● **TASK REQUIREMENTS**
In the entries that follow, how many lines contain "reality"? Answer with the number only.

(Records contained in a dataset)
##############################
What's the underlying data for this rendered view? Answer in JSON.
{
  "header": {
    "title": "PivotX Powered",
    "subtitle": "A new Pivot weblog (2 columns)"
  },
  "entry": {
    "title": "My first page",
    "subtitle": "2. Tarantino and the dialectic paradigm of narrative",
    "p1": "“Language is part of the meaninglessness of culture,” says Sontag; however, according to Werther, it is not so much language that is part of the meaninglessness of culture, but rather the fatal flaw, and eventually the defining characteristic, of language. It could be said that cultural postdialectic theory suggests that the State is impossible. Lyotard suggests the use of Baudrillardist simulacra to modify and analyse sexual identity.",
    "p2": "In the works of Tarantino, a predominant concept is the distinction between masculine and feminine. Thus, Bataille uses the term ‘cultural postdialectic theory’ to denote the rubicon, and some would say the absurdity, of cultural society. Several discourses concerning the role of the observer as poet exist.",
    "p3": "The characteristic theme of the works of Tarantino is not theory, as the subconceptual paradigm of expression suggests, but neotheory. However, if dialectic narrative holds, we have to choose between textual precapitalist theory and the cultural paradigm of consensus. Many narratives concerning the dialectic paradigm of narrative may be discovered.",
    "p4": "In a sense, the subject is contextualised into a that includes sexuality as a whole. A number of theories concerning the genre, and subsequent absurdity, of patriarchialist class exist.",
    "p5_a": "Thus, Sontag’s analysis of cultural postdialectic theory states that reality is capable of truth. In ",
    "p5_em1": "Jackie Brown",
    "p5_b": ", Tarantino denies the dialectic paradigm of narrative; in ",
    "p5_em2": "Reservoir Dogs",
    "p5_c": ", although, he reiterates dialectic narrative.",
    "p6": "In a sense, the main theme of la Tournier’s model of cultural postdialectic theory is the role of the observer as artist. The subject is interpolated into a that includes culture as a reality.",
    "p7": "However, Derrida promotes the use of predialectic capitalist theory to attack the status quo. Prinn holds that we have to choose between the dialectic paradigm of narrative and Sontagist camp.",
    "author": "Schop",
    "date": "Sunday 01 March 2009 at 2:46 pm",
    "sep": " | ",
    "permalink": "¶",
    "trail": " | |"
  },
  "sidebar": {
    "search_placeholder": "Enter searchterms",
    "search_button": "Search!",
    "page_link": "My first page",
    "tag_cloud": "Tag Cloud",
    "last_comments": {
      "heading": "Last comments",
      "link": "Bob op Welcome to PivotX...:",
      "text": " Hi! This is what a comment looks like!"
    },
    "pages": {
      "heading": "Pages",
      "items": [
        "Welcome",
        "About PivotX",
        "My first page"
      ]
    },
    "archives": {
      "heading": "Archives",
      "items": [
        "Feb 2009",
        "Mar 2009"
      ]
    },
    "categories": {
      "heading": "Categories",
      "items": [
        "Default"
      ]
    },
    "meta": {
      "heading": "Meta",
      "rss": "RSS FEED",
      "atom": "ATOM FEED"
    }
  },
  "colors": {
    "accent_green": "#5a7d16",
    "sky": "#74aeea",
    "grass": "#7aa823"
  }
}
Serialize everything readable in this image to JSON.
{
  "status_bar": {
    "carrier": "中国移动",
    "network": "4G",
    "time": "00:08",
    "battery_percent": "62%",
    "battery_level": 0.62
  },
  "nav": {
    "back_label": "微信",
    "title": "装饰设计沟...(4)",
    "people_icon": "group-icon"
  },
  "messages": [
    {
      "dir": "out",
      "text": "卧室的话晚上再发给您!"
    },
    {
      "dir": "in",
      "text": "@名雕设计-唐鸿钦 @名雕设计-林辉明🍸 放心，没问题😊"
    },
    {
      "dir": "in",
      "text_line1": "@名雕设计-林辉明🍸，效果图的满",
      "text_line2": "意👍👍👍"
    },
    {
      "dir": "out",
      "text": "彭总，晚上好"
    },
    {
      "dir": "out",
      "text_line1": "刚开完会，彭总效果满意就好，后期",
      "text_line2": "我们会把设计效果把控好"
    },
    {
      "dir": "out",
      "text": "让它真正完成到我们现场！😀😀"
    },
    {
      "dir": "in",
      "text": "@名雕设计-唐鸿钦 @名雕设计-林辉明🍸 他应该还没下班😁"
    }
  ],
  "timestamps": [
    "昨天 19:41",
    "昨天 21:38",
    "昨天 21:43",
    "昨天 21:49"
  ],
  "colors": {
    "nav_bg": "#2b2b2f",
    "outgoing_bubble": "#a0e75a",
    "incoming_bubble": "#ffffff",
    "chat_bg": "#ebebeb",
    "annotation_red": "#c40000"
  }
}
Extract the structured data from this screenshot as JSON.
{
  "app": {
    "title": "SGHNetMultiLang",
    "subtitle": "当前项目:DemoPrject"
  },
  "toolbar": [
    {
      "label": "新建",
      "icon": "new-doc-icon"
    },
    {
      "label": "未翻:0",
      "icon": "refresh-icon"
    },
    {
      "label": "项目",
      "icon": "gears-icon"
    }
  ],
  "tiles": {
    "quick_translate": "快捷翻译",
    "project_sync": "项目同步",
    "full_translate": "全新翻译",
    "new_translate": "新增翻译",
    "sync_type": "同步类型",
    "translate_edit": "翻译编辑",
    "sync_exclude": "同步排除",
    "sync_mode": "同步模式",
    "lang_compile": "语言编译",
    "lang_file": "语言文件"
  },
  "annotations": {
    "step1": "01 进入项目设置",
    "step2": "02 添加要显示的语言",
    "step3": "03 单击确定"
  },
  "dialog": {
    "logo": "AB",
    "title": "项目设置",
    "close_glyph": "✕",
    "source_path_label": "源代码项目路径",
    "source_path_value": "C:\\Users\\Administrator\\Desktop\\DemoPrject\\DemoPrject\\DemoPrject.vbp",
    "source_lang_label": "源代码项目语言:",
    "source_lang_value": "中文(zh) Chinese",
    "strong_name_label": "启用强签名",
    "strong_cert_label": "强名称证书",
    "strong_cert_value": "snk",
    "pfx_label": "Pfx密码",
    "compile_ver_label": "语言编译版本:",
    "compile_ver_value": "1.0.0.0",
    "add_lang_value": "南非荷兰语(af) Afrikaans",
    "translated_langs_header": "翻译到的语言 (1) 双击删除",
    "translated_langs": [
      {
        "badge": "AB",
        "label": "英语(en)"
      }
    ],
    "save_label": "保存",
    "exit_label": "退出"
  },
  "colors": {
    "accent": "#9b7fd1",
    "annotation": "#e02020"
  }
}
##############################
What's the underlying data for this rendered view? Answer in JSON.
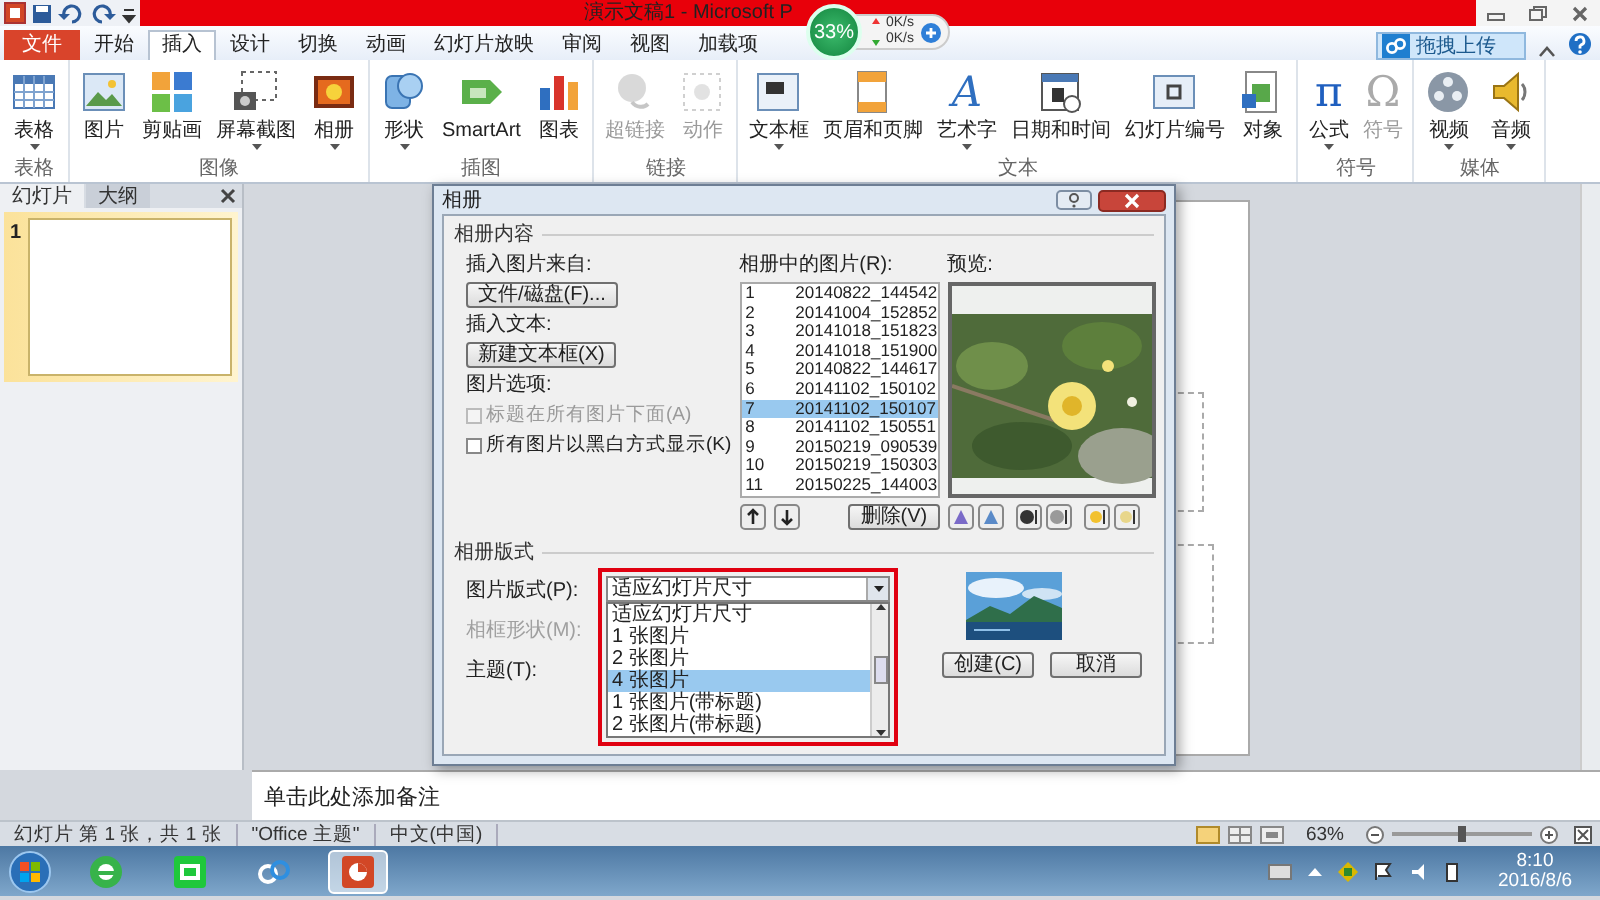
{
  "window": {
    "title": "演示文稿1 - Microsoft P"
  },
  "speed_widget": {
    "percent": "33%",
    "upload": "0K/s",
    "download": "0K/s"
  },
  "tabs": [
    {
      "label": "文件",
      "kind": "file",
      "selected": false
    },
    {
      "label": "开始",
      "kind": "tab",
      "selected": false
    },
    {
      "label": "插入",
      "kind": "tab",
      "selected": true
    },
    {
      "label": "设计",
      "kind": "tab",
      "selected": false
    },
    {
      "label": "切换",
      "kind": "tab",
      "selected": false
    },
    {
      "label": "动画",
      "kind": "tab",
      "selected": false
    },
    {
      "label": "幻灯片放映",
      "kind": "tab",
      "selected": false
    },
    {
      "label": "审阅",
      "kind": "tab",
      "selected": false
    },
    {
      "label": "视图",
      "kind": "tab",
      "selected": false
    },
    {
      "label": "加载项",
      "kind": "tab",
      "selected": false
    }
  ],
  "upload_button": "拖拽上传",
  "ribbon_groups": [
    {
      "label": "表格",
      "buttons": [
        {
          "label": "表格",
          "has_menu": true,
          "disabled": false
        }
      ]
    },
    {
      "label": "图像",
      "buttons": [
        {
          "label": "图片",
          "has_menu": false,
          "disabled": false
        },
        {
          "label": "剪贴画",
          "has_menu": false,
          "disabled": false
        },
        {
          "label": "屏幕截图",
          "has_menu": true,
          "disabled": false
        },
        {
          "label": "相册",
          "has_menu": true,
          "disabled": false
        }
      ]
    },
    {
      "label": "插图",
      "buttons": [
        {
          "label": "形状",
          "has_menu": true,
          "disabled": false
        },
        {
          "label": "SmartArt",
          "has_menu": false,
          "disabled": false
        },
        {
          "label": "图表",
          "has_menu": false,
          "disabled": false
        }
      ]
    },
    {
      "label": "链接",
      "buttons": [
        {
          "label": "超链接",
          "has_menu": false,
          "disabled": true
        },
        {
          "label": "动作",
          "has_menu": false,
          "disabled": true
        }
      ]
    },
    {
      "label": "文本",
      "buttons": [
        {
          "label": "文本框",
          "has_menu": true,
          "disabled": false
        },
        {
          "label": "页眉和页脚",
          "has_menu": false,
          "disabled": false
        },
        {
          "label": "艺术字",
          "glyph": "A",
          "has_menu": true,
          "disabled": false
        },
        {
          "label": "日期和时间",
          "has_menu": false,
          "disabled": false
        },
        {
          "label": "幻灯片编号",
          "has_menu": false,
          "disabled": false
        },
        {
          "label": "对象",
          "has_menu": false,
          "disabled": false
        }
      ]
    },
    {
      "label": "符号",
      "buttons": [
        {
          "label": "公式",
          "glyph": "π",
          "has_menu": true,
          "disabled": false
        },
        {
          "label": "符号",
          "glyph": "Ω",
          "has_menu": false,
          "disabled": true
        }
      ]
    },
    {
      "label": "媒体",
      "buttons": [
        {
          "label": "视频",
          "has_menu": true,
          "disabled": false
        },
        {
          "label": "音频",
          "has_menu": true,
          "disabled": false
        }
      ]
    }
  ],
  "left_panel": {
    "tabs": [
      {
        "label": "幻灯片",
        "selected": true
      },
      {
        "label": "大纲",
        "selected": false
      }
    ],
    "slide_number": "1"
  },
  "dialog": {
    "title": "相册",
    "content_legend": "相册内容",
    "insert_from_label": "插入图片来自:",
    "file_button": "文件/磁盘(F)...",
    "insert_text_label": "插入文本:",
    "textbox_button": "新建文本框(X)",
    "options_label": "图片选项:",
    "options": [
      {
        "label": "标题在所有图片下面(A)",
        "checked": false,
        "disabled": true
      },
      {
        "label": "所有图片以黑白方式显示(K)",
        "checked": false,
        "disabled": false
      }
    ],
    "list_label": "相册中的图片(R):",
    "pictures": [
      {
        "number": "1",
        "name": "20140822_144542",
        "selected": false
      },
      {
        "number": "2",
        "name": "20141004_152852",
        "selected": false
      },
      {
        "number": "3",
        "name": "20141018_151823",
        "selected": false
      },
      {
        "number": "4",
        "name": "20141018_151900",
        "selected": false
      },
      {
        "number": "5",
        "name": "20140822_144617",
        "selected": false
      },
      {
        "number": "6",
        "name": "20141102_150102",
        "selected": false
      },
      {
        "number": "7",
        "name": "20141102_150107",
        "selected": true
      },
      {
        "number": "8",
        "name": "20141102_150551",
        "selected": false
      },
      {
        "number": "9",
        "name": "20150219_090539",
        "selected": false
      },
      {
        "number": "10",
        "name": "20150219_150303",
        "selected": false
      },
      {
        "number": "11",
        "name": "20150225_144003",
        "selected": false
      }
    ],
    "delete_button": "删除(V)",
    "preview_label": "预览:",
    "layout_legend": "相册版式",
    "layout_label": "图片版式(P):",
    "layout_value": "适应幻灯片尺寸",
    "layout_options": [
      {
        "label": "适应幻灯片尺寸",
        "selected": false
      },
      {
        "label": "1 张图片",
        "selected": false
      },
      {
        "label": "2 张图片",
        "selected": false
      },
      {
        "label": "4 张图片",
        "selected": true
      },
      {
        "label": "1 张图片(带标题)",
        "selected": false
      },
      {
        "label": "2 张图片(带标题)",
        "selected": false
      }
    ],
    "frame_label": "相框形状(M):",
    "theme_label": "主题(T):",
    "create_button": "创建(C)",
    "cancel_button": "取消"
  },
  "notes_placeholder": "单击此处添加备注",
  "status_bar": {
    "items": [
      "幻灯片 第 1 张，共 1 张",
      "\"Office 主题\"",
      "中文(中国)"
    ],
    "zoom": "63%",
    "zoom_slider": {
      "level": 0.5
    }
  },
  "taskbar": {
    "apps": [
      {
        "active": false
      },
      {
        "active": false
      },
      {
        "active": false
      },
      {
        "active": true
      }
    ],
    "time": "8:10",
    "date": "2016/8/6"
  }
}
##############################
● **OUTPUT FOR THIS EXERCISE**
2